=== Entries ===

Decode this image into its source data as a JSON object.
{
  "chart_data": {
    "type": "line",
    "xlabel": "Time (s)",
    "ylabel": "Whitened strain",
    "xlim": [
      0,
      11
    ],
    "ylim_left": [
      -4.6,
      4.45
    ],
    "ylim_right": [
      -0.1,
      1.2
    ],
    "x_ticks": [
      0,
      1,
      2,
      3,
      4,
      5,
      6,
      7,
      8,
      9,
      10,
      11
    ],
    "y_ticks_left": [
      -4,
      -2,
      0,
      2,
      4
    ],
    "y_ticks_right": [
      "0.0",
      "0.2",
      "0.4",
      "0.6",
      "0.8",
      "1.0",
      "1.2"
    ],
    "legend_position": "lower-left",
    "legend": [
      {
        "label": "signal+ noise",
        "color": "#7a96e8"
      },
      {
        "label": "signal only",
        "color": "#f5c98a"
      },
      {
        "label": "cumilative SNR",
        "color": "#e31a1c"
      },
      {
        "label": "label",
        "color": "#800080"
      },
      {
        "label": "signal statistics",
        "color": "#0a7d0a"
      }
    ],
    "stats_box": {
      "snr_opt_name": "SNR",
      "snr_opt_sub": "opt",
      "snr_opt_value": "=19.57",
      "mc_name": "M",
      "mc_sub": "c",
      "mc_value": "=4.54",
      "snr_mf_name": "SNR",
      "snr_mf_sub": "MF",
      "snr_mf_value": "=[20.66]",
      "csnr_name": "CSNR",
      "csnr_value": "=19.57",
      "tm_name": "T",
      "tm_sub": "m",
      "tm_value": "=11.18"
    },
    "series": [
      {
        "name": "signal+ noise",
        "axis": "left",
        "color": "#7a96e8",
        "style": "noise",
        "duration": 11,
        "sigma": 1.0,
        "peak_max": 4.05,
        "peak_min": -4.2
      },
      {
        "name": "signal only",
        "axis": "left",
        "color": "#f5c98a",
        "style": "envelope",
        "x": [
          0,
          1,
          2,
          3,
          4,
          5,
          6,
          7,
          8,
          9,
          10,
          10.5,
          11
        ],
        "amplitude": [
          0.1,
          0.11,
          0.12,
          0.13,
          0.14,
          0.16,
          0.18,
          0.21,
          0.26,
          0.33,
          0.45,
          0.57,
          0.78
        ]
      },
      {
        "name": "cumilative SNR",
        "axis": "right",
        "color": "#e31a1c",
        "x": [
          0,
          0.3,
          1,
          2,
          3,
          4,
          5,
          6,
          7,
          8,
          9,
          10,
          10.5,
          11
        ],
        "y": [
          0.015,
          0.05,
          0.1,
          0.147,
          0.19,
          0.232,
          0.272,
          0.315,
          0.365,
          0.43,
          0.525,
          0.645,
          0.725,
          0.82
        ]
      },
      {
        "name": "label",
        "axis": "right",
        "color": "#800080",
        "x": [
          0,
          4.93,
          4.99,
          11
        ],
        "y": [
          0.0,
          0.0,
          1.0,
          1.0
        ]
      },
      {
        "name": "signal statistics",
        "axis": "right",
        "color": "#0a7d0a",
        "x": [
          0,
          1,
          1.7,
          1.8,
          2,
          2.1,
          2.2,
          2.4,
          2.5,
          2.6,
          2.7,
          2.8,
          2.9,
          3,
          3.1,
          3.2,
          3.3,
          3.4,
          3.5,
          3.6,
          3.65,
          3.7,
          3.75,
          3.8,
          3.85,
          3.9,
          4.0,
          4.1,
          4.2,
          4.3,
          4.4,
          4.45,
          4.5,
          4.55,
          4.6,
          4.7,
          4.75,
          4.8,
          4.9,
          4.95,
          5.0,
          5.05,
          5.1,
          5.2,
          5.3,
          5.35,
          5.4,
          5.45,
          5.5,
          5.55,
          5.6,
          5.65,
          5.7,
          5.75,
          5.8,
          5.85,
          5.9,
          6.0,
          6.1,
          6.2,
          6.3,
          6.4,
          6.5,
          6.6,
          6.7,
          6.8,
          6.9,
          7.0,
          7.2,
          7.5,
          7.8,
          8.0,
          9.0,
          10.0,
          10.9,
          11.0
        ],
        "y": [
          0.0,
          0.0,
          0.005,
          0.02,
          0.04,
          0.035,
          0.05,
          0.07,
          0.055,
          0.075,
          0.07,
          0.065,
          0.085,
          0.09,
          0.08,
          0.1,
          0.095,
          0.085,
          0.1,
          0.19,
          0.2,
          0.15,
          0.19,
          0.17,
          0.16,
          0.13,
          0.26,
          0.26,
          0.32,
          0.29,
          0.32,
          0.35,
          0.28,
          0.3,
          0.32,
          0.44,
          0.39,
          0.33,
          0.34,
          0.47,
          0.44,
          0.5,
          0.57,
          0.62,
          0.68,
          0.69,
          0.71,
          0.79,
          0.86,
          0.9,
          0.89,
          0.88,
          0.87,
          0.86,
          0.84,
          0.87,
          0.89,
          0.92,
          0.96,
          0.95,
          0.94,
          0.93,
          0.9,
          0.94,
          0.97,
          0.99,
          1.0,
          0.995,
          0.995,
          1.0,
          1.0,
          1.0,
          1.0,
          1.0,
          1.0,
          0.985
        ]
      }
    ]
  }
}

===

Problem to work on
Filter the entries down to the lines with the word "noise" in them.

Correct result
        "label": "signal+ noise",
        "name": "signal+ noise",
        "style": "noise",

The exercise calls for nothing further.